* [Your goal]:
Omit the pictures and output every entry below exactly as written.

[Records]
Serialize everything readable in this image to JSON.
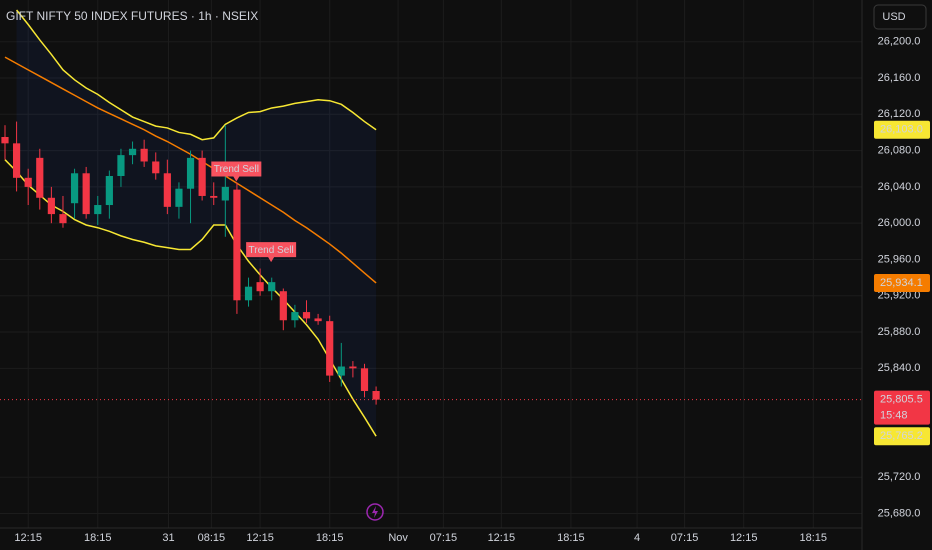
{
  "chart_data": {
    "type": "candlestick",
    "title": "GIFT NIFTY 50 INDEX FUTURES · 1h · NSEIX",
    "currency": "USD",
    "x": [
      0,
      1,
      2,
      3,
      4,
      5,
      6,
      7,
      8,
      9,
      10,
      11,
      12,
      13,
      14,
      15,
      16,
      17,
      18,
      19,
      20,
      21,
      22,
      23,
      24,
      25,
      26,
      27,
      28,
      29,
      30,
      31,
      32
    ],
    "open": [
      26095,
      26088,
      26050,
      26072,
      26028,
      26010,
      26022,
      26055,
      26010,
      26020,
      26052,
      26075,
      26082,
      26068,
      26055,
      26018,
      26038,
      26072,
      26030,
      26025,
      26037,
      25915,
      25935,
      25925,
      25925,
      25893,
      25902,
      25895,
      25892,
      25832,
      25842,
      25840,
      25815
    ],
    "high": [
      26108,
      26112,
      26060,
      26082,
      26040,
      26030,
      26060,
      26062,
      26030,
      26058,
      26082,
      26090,
      26092,
      26078,
      26070,
      26045,
      26080,
      26080,
      26045,
      26108,
      26045,
      25940,
      25950,
      25940,
      25928,
      25910,
      25915,
      25900,
      25898,
      25868,
      25848,
      25845,
      25820
    ],
    "low": [
      26070,
      26035,
      26020,
      26015,
      26000,
      25995,
      26005,
      26005,
      25998,
      26005,
      26040,
      26065,
      26062,
      26048,
      26010,
      26005,
      26000,
      26025,
      26020,
      25985,
      25900,
      25908,
      25920,
      25915,
      25882,
      25885,
      25890,
      25888,
      25825,
      25820,
      25830,
      25808,
      25800
    ],
    "close": [
      26088,
      26050,
      26040,
      26028,
      26010,
      26000,
      26055,
      26010,
      26020,
      26052,
      26075,
      26082,
      26068,
      26055,
      26018,
      26038,
      26072,
      26030,
      26028,
      26040,
      25915,
      25930,
      25925,
      25935,
      25893,
      25902,
      25895,
      25892,
      25832,
      25842,
      25840,
      25815,
      25805.5
    ],
    "up_color": "#089981",
    "down_color": "#f23645",
    "series": [
      {
        "color": "#f7e733",
        "values": [
          null,
          26235,
          26219,
          26202,
          26186,
          26169,
          26158,
          26149,
          26142,
          26133,
          26125,
          26117,
          26112,
          26107,
          26105,
          26100,
          26098,
          26092,
          26094,
          26109,
          26116,
          26122,
          26123,
          26127,
          26129,
          26132,
          26134,
          26136,
          26135,
          26131,
          26122,
          26112,
          26103
        ]
      },
      {
        "color": "#f57c00",
        "values": [
          26183,
          26176,
          26169,
          26162,
          26155,
          26148,
          26141,
          26134,
          26127,
          26121,
          26115,
          26109,
          26103,
          26096,
          26090,
          26083,
          26076,
          26068,
          26060,
          26052,
          26044,
          26036,
          26028,
          26020,
          26012,
          26003,
          25995,
          25986,
          25977,
          25967,
          25956,
          25945,
          25934.1
        ]
      },
      {
        "color": "#f7e733",
        "values": [
          26070,
          26057,
          26042,
          26031,
          26020,
          26013,
          26004,
          25998,
          25995,
          25991,
          25986,
          25982,
          25979,
          25975,
          25973,
          25971,
          25971,
          25982,
          25998,
          25998,
          25976,
          25958,
          25943,
          25929,
          25916,
          25902,
          25888,
          25872,
          25850,
          25828,
          25806,
          25786,
          25765.2
        ]
      }
    ],
    "signals": [
      {
        "text": "Trend Sell",
        "x": 19,
        "value": 26046
      },
      {
        "text": "Trend Sell",
        "x": 22,
        "value": 25957
      }
    ],
    "price_labels": [
      {
        "value": 26103,
        "label": "26,103.0",
        "color": "#f7e733"
      },
      {
        "value": 25934.1,
        "label": "25,934.1",
        "color": "#f57c00"
      },
      {
        "value": 25805.5,
        "label": "25,805.5",
        "color": "#f23645",
        "countdown": "15:48"
      },
      {
        "value": 25765.2,
        "label": "25,765.2",
        "color": "#f7e733"
      }
    ],
    "xlim": [
      -0.43,
      73.9
    ],
    "ylim": [
      25664,
      26246
    ],
    "xticks": [
      {
        "value": 2,
        "label": "12:15"
      },
      {
        "value": 8,
        "label": "18:15"
      },
      {
        "value": 14.1,
        "label": "31"
      },
      {
        "value": 17.8,
        "label": "08:15"
      },
      {
        "value": 22,
        "label": "12:15"
      },
      {
        "value": 28,
        "label": "18:15"
      },
      {
        "value": 33.9,
        "label": "Nov"
      },
      {
        "value": 37.8,
        "label": "07:15"
      },
      {
        "value": 42.8,
        "label": "12:15"
      },
      {
        "value": 48.8,
        "label": "18:15"
      },
      {
        "value": 54.5,
        "label": "4"
      },
      {
        "value": 58.6,
        "label": "07:15"
      },
      {
        "value": 63.7,
        "label": "12:15"
      },
      {
        "value": 69.7,
        "label": "18:15"
      }
    ],
    "yticks": [
      {
        "value": 26200,
        "label": "26,200.0"
      },
      {
        "value": 26160,
        "label": "26,160.0"
      },
      {
        "value": 26120,
        "label": "26,120.0"
      },
      {
        "value": 26080,
        "label": "26,080.0"
      },
      {
        "value": 26040,
        "label": "26,040.0"
      },
      {
        "value": 26000,
        "label": "26,000.0"
      },
      {
        "value": 25960,
        "label": "25,960.0"
      },
      {
        "value": 25920,
        "label": "25,920.0"
      },
      {
        "value": 25880,
        "label": "25,880.0"
      },
      {
        "value": 25840,
        "label": "25,840.0"
      },
      {
        "value": 25720,
        "label": "25,720.0"
      },
      {
        "value": 25680,
        "label": "25,680.0"
      }
    ],
    "grid": true
  }
}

* [Task output]:
Serialize everything readable in this image to JSON.
{
  "chart_data": {
    "type": "candlestick",
    "title": "GIFT NIFTY 50 INDEX FUTURES · 1h · NSEIX",
    "currency": "USD",
    "x": [
      0,
      1,
      2,
      3,
      4,
      5,
      6,
      7,
      8,
      9,
      10,
      11,
      12,
      13,
      14,
      15,
      16,
      17,
      18,
      19,
      20,
      21,
      22,
      23,
      24,
      25,
      26,
      27,
      28,
      29,
      30,
      31,
      32
    ],
    "open": [
      26095,
      26088,
      26050,
      26072,
      26028,
      26010,
      26022,
      26055,
      26010,
      26020,
      26052,
      26075,
      26082,
      26068,
      26055,
      26018,
      26038,
      26072,
      26030,
      26025,
      26037,
      25915,
      25935,
      25925,
      25925,
      25893,
      25902,
      25895,
      25892,
      25832,
      25842,
      25840,
      25815
    ],
    "high": [
      26108,
      26112,
      26060,
      26082,
      26040,
      26030,
      26060,
      26062,
      26030,
      26058,
      26082,
      26090,
      26092,
      26078,
      26070,
      26045,
      26080,
      26080,
      26045,
      26108,
      26045,
      25940,
      25950,
      25940,
      25928,
      25910,
      25915,
      25900,
      25898,
      25868,
      25848,
      25845,
      25820
    ],
    "low": [
      26070,
      26035,
      26020,
      26015,
      26000,
      25995,
      26005,
      26005,
      25998,
      26005,
      26040,
      26065,
      26062,
      26048,
      26010,
      26005,
      26000,
      26025,
      26020,
      25985,
      25900,
      25908,
      25920,
      25915,
      25882,
      25885,
      25890,
      25888,
      25825,
      25820,
      25830,
      25808,
      25800
    ],
    "close": [
      26088,
      26050,
      26040,
      26028,
      26010,
      26000,
      26055,
      26010,
      26020,
      26052,
      26075,
      26082,
      26068,
      26055,
      26018,
      26038,
      26072,
      26030,
      26028,
      26040,
      25915,
      25930,
      25925,
      25935,
      25893,
      25902,
      25895,
      25892,
      25832,
      25842,
      25840,
      25815,
      25805.5
    ],
    "up_color": "#089981",
    "down_color": "#f23645",
    "series": [
      {
        "color": "#f7e733",
        "values": [
          null,
          26235,
          26219,
          26202,
          26186,
          26169,
          26158,
          26149,
          26142,
          26133,
          26125,
          26117,
          26112,
          26107,
          26105,
          26100,
          26098,
          26092,
          26094,
          26109,
          26116,
          26122,
          26123,
          26127,
          26129,
          26132,
          26134,
          26136,
          26135,
          26131,
          26122,
          26112,
          26103
        ]
      },
      {
        "color": "#f57c00",
        "values": [
          26183,
          26176,
          26169,
          26162,
          26155,
          26148,
          26141,
          26134,
          26127,
          26121,
          26115,
          26109,
          26103,
          26096,
          26090,
          26083,
          26076,
          26068,
          26060,
          26052,
          26044,
          26036,
          26028,
          26020,
          26012,
          26003,
          25995,
          25986,
          25977,
          25967,
          25956,
          25945,
          25934.1
        ]
      },
      {
        "color": "#f7e733",
        "values": [
          26070,
          26057,
          26042,
          26031,
          26020,
          26013,
          26004,
          25998,
          25995,
          25991,
          25986,
          25982,
          25979,
          25975,
          25973,
          25971,
          25971,
          25982,
          25998,
          25998,
          25976,
          25958,
          25943,
          25929,
          25916,
          25902,
          25888,
          25872,
          25850,
          25828,
          25806,
          25786,
          25765.2
        ]
      }
    ],
    "signals": [
      {
        "text": "Trend Sell",
        "x": 19,
        "value": 26046
      },
      {
        "text": "Trend Sell",
        "x": 22,
        "value": 25957
      }
    ],
    "price_labels": [
      {
        "value": 26103,
        "label": "26,103.0",
        "color": "#f7e733"
      },
      {
        "value": 25934.1,
        "label": "25,934.1",
        "color": "#f57c00"
      },
      {
        "value": 25805.5,
        "label": "25,805.5",
        "color": "#f23645",
        "countdown": "15:48"
      },
      {
        "value": 25765.2,
        "label": "25,765.2",
        "color": "#f7e733"
      }
    ],
    "xlim": [
      -0.43,
      73.9
    ],
    "ylim": [
      25664,
      26246
    ],
    "xticks": [
      {
        "value": 2,
        "label": "12:15"
      },
      {
        "value": 8,
        "label": "18:15"
      },
      {
        "value": 14.1,
        "label": "31"
      },
      {
        "value": 17.8,
        "label": "08:15"
      },
      {
        "value": 22,
        "label": "12:15"
      },
      {
        "value": 28,
        "label": "18:15"
      },
      {
        "value": 33.9,
        "label": "Nov"
      },
      {
        "value": 37.8,
        "label": "07:15"
      },
      {
        "value": 42.8,
        "label": "12:15"
      },
      {
        "value": 48.8,
        "label": "18:15"
      },
      {
        "value": 54.5,
        "label": "4"
      },
      {
        "value": 58.6,
        "label": "07:15"
      },
      {
        "value": 63.7,
        "label": "12:15"
      },
      {
        "value": 69.7,
        "label": "18:15"
      }
    ],
    "yticks": [
      {
        "value": 26200,
        "label": "26,200.0"
      },
      {
        "value": 26160,
        "label": "26,160.0"
      },
      {
        "value": 26120,
        "label": "26,120.0"
      },
      {
        "value": 26080,
        "label": "26,080.0"
      },
      {
        "value": 26040,
        "label": "26,040.0"
      },
      {
        "value": 26000,
        "label": "26,000.0"
      },
      {
        "value": 25960,
        "label": "25,960.0"
      },
      {
        "value": 25920,
        "label": "25,920.0"
      },
      {
        "value": 25880,
        "label": "25,880.0"
      },
      {
        "value": 25840,
        "label": "25,840.0"
      },
      {
        "value": 25720,
        "label": "25,720.0"
      },
      {
        "value": 25680,
        "label": "25,680.0"
      }
    ],
    "grid": true
  }
}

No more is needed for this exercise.